## Short problem:
Your task is to reproduce exactly the lines from the line with "What does this" through the end of the records below.

※ ※ ※

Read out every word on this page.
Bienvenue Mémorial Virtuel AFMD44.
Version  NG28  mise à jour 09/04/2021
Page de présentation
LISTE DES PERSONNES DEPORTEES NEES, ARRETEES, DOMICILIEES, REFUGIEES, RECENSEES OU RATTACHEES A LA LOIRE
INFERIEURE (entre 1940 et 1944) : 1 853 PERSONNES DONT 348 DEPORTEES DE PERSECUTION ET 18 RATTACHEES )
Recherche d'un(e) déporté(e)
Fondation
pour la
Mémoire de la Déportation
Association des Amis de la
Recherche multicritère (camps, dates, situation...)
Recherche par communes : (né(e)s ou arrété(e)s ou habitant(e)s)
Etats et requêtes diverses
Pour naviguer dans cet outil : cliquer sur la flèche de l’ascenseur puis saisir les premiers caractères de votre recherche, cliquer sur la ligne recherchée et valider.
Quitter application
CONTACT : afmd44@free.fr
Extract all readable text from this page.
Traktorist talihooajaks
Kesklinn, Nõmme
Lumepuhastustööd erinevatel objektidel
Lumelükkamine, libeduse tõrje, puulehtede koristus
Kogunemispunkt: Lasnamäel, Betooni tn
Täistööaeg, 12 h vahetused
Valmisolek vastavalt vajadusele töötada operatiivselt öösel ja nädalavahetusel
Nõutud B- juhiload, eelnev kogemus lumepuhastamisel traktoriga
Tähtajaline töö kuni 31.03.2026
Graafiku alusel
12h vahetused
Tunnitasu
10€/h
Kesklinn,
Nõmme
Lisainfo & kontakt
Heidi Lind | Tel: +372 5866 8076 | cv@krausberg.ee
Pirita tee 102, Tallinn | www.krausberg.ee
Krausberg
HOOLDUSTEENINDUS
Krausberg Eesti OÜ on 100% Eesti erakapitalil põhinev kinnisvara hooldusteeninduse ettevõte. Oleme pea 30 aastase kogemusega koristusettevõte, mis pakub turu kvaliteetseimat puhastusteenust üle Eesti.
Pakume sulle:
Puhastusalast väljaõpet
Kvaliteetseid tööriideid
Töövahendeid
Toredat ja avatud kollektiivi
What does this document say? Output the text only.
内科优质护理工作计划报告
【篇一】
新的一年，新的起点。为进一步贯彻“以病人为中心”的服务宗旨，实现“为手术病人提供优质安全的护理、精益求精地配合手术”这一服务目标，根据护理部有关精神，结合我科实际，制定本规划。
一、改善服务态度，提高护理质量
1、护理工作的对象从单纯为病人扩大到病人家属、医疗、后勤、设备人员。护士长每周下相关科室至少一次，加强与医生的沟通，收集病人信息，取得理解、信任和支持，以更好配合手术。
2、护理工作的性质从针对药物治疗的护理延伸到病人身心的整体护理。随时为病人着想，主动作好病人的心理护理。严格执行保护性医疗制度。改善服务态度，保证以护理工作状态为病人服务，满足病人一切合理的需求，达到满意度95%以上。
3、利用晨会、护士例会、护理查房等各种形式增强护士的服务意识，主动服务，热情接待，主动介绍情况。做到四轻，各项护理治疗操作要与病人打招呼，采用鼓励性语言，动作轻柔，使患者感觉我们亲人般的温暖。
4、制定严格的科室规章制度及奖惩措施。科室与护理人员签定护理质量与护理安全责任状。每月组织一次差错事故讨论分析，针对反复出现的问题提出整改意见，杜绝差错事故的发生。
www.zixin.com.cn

※ ※ ※

## Result of this task:
What does this document say? Output the text only.
内科优质护理工作计划报告
【篇一】
新的一年，新的起点。为进一步贯彻“以病人为中心”的服务宗旨，实现“为手术病人提供优质安全的护理、精益求精地配合手术”这一服务目标，根据护理部有关精神，结合我科实际，制定本规划。
一、改善服务态度，提高护理质量
1、护理工作的对象从单纯为病人扩大到病人家属、医疗、后勤、设备人员。护士长每周下相关科室至少一次，加强与医生的沟通，收集病人信息，取得理解、信任和支持，以更好配合手术。
2、护理工作的性质从针对药物治疗的护理延伸到病人身心的整体护理。随时为病人着想，主动作好病人的心理护理。严格执行保护性医疗制度。改善服务态度，保证以护理工作状态为病人服务，满足病人一切合理的需求，达到满意度95%以上。
3、利用晨会、护士例会、护理查房等各种形式增强护士的服务意识，主动服务，热情接待，主动介绍情况。做到四轻，各项护理治疗操作要与病人打招呼，采用鼓励性语言，动作轻柔，使患者感觉我们亲人般的温暖。
4、制定严格的科室规章制度及奖惩措施。科室与护理人员签定护理质量与护理安全责任状。每月组织一次差错事故讨论分析，针对反复出现的问题提出整改意见，杜绝差错事故的发生。
www.zixin.com.cn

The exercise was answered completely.